(Dataset rows about figures)
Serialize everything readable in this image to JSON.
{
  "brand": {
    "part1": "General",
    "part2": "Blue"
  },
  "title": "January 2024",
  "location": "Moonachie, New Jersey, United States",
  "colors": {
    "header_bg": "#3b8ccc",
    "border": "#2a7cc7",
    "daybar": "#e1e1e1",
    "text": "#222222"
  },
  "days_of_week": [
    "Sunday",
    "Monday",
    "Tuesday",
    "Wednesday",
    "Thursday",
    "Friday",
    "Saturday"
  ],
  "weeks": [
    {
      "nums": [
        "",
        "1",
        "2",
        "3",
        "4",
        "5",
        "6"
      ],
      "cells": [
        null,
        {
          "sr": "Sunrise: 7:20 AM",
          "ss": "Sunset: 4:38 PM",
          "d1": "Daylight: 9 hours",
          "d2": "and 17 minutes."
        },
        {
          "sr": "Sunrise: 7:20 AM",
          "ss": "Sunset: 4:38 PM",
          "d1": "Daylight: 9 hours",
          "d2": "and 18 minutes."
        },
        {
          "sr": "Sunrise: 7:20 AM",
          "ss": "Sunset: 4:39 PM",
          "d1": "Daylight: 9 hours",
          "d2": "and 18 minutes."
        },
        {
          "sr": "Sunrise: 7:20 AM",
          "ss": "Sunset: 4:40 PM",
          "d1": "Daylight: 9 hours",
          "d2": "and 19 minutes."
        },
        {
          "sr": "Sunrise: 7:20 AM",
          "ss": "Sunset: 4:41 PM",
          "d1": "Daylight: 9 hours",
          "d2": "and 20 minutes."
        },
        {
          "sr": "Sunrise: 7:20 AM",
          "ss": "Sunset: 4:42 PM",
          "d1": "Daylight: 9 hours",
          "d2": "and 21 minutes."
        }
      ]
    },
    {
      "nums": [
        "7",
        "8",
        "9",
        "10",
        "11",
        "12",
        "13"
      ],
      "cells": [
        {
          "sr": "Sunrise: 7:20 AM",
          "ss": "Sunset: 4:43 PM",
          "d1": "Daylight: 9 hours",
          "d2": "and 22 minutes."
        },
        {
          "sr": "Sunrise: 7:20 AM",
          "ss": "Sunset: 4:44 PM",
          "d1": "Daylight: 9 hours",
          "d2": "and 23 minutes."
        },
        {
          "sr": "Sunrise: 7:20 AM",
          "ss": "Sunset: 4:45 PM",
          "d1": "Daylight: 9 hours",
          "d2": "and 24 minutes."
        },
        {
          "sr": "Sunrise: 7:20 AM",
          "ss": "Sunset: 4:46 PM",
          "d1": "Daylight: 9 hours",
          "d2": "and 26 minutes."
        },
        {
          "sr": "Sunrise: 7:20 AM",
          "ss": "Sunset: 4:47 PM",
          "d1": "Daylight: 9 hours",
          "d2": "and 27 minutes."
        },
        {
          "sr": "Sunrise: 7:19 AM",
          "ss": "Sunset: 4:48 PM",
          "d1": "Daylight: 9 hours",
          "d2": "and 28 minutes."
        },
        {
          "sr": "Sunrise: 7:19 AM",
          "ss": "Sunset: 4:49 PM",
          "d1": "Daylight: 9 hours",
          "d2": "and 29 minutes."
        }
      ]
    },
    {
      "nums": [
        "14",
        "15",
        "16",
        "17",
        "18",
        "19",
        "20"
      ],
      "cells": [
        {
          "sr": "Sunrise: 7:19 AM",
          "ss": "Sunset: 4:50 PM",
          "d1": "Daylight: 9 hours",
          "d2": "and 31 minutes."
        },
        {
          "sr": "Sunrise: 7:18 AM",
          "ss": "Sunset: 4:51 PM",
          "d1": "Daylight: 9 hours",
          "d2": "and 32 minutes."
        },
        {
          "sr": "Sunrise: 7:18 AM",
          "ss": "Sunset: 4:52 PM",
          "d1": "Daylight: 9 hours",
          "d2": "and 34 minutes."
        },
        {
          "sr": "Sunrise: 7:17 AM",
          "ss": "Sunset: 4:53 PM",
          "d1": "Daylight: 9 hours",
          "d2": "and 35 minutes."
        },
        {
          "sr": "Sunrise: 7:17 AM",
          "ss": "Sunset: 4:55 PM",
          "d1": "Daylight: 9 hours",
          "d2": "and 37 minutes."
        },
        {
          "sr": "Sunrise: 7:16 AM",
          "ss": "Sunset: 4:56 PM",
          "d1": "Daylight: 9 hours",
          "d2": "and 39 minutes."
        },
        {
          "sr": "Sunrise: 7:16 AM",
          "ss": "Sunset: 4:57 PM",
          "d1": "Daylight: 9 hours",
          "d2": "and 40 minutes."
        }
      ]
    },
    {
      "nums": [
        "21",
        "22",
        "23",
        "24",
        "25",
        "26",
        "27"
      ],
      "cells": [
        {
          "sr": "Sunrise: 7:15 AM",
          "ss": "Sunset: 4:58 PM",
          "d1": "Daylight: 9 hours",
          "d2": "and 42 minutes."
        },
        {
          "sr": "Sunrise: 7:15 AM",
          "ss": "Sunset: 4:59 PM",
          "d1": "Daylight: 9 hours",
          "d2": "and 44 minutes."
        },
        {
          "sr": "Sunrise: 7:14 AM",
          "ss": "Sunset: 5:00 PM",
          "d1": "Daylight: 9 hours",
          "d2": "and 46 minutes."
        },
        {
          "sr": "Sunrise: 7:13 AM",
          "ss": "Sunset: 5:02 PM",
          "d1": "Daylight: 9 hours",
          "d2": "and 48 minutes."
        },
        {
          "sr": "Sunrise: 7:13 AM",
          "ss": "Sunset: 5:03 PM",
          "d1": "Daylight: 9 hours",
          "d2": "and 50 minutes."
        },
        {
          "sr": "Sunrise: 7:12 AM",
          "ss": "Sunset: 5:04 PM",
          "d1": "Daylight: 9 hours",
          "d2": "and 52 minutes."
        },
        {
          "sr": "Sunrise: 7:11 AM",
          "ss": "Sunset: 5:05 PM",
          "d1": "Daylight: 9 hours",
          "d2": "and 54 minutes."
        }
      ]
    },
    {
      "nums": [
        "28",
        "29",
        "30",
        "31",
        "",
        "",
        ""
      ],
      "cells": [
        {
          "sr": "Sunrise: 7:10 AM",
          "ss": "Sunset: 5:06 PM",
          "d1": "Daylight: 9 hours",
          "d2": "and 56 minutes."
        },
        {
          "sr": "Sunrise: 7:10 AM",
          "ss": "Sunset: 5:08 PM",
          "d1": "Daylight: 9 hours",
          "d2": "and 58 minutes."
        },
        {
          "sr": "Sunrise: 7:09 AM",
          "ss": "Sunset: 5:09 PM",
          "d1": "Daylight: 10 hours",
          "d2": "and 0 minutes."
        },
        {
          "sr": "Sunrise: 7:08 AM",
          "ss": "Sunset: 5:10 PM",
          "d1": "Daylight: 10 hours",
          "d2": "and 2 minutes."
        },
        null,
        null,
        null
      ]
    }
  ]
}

**Instruction**
From the records above, extract every entry exactly as given.

**Answer to this task**
Serialize everything readable in this image to JSON.
{
  "brand": {
    "part1": "General",
    "part2": "Blue"
  },
  "title": "January 2024",
  "location": "Moonachie, New Jersey, United States",
  "colors": {
    "header_bg": "#3b8ccc",
    "border": "#2a7cc7",
    "daybar": "#e1e1e1",
    "text": "#222222"
  },
  "days_of_week": [
    "Sunday",
    "Monday",
    "Tuesday",
    "Wednesday",
    "Thursday",
    "Friday",
    "Saturday"
  ],
  "weeks": [
    {
      "nums": [
        "",
        "1",
        "2",
        "3",
        "4",
        "5",
        "6"
      ],
      "cells": [
        null,
        {
          "sr": "Sunrise: 7:20 AM",
          "ss": "Sunset: 4:38 PM",
          "d1": "Daylight: 9 hours",
          "d2": "and 17 minutes."
        },
        {
          "sr": "Sunrise: 7:20 AM",
          "ss": "Sunset: 4:38 PM",
          "d1": "Daylight: 9 hours",
          "d2": "and 18 minutes."
        },
        {
          "sr": "Sunrise: 7:20 AM",
          "ss": "Sunset: 4:39 PM",
          "d1": "Daylight: 9 hours",
          "d2": "and 18 minutes."
        },
        {
          "sr": "Sunrise: 7:20 AM",
          "ss": "Sunset: 4:40 PM",
          "d1": "Daylight: 9 hours",
          "d2": "and 19 minutes."
        },
        {
          "sr": "Sunrise: 7:20 AM",
          "ss": "Sunset: 4:41 PM",
          "d1": "Daylight: 9 hours",
          "d2": "and 20 minutes."
        },
        {
          "sr": "Sunrise: 7:20 AM",
          "ss": "Sunset: 4:42 PM",
          "d1": "Daylight: 9 hours",
          "d2": "and 21 minutes."
        }
      ]
    },
    {
      "nums": [
        "7",
        "8",
        "9",
        "10",
        "11",
        "12",
        "13"
      ],
      "cells": [
        {
          "sr": "Sunrise: 7:20 AM",
          "ss": "Sunset: 4:43 PM",
          "d1": "Daylight: 9 hours",
          "d2": "and 22 minutes."
        },
        {
          "sr": "Sunrise: 7:20 AM",
          "ss": "Sunset: 4:44 PM",
          "d1": "Daylight: 9 hours",
          "d2": "and 23 minutes."
        },
        {
          "sr": "Sunrise: 7:20 AM",
          "ss": "Sunset: 4:45 PM",
          "d1": "Daylight: 9 hours",
          "d2": "and 24 minutes."
        },
        {
          "sr": "Sunrise: 7:20 AM",
          "ss": "Sunset: 4:46 PM",
          "d1": "Daylight: 9 hours",
          "d2": "and 26 minutes."
        },
        {
          "sr": "Sunrise: 7:20 AM",
          "ss": "Sunset: 4:47 PM",
          "d1": "Daylight: 9 hours",
          "d2": "and 27 minutes."
        },
        {
          "sr": "Sunrise: 7:19 AM",
          "ss": "Sunset: 4:48 PM",
          "d1": "Daylight: 9 hours",
          "d2": "and 28 minutes."
        },
        {
          "sr": "Sunrise: 7:19 AM",
          "ss": "Sunset: 4:49 PM",
          "d1": "Daylight: 9 hours",
          "d2": "and 29 minutes."
        }
      ]
    },
    {
      "nums": [
        "14",
        "15",
        "16",
        "17",
        "18",
        "19",
        "20"
      ],
      "cells": [
        {
          "sr": "Sunrise: 7:19 AM",
          "ss": "Sunset: 4:50 PM",
          "d1": "Daylight: 9 hours",
          "d2": "and 31 minutes."
        },
        {
          "sr": "Sunrise: 7:18 AM",
          "ss": "Sunset: 4:51 PM",
          "d1": "Daylight: 9 hours",
          "d2": "and 32 minutes."
        },
        {
          "sr": "Sunrise: 7:18 AM",
          "ss": "Sunset: 4:52 PM",
          "d1": "Daylight: 9 hours",
          "d2": "and 34 minutes."
        },
        {
          "sr": "Sunrise: 7:17 AM",
          "ss": "Sunset: 4:53 PM",
          "d1": "Daylight: 9 hours",
          "d2": "and 35 minutes."
        },
        {
          "sr": "Sunrise: 7:17 AM",
          "ss": "Sunset: 4:55 PM",
          "d1": "Daylight: 9 hours",
          "d2": "and 37 minutes."
        },
        {
          "sr": "Sunrise: 7:16 AM",
          "ss": "Sunset: 4:56 PM",
          "d1": "Daylight: 9 hours",
          "d2": "and 39 minutes."
        },
        {
          "sr": "Sunrise: 7:16 AM",
          "ss": "Sunset: 4:57 PM",
          "d1": "Daylight: 9 hours",
          "d2": "and 40 minutes."
        }
      ]
    },
    {
      "nums": [
        "21",
        "22",
        "23",
        "24",
        "25",
        "26",
        "27"
      ],
      "cells": [
        {
          "sr": "Sunrise: 7:15 AM",
          "ss": "Sunset: 4:58 PM",
          "d1": "Daylight: 9 hours",
          "d2": "and 42 minutes."
        },
        {
          "sr": "Sunrise: 7:15 AM",
          "ss": "Sunset: 4:59 PM",
          "d1": "Daylight: 9 hours",
          "d2": "and 44 minutes."
        },
        {
          "sr": "Sunrise: 7:14 AM",
          "ss": "Sunset: 5:00 PM",
          "d1": "Daylight: 9 hours",
          "d2": "and 46 minutes."
        },
        {
          "sr": "Sunrise: 7:13 AM",
          "ss": "Sunset: 5:02 PM",
          "d1": "Daylight: 9 hours",
          "d2": "and 48 minutes."
        },
        {
          "sr": "Sunrise: 7:13 AM",
          "ss": "Sunset: 5:03 PM",
          "d1": "Daylight: 9 hours",
          "d2": "and 50 minutes."
        },
        {
          "sr": "Sunrise: 7:12 AM",
          "ss": "Sunset: 5:04 PM",
          "d1": "Daylight: 9 hours",
          "d2": "and 52 minutes."
        },
        {
          "sr": "Sunrise: 7:11 AM",
          "ss": "Sunset: 5:05 PM",
          "d1": "Daylight: 9 hours",
          "d2": "and 54 minutes."
        }
      ]
    },
    {
      "nums": [
        "28",
        "29",
        "30",
        "31",
        "",
        "",
        ""
      ],
      "cells": [
        {
          "sr": "Sunrise: 7:10 AM",
          "ss": "Sunset: 5:06 PM",
          "d1": "Daylight: 9 hours",
          "d2": "and 56 minutes."
        },
        {
          "sr": "Sunrise: 7:10 AM",
          "ss": "Sunset: 5:08 PM",
          "d1": "Daylight: 9 hours",
          "d2": "and 58 minutes."
        },
        {
          "sr": "Sunrise: 7:09 AM",
          "ss": "Sunset: 5:09 PM",
          "d1": "Daylight: 10 hours",
          "d2": "and 0 minutes."
        },
        {
          "sr": "Sunrise: 7:08 AM",
          "ss": "Sunset: 5:10 PM",
          "d1": "Daylight: 10 hours",
          "d2": "and 2 minutes."
        },
        null,
        null,
        null
      ]
    }
  ]
}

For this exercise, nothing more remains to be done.